Material provided:
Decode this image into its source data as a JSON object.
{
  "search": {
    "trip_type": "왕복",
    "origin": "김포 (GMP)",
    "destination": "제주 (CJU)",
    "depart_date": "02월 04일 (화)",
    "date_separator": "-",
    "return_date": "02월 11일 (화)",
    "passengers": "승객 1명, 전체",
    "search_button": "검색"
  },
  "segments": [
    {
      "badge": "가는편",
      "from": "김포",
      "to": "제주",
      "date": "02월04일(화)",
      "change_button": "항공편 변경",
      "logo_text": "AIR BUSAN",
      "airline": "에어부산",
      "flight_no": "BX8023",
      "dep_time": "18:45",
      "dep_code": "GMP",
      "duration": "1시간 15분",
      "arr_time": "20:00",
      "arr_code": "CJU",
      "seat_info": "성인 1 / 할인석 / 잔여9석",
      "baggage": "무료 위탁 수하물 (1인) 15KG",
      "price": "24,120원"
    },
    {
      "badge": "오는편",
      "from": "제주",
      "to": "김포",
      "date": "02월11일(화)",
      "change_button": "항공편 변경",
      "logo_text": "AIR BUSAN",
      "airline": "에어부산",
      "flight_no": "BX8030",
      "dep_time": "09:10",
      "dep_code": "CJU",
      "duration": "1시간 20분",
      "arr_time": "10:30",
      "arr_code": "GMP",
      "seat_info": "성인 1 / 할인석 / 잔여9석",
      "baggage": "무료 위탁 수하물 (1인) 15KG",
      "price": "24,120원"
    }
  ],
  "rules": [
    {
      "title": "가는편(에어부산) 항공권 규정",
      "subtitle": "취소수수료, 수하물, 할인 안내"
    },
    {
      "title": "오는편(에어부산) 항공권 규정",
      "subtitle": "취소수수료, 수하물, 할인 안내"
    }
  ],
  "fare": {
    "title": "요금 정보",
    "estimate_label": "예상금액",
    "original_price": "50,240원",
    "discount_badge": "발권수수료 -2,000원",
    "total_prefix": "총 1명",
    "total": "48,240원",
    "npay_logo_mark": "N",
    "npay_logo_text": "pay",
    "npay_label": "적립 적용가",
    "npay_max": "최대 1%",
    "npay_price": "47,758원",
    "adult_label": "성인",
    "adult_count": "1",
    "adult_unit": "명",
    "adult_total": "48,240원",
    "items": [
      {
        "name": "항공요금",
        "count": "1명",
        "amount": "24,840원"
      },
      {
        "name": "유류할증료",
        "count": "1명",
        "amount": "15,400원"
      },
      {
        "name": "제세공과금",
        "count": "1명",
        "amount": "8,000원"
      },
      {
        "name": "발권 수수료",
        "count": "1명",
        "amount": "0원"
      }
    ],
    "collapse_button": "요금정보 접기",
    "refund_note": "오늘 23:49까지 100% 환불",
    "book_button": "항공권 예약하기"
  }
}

Exercise task: Respond with nothing but the number of lines in the entries that contain the string "name".

Exercise response: 4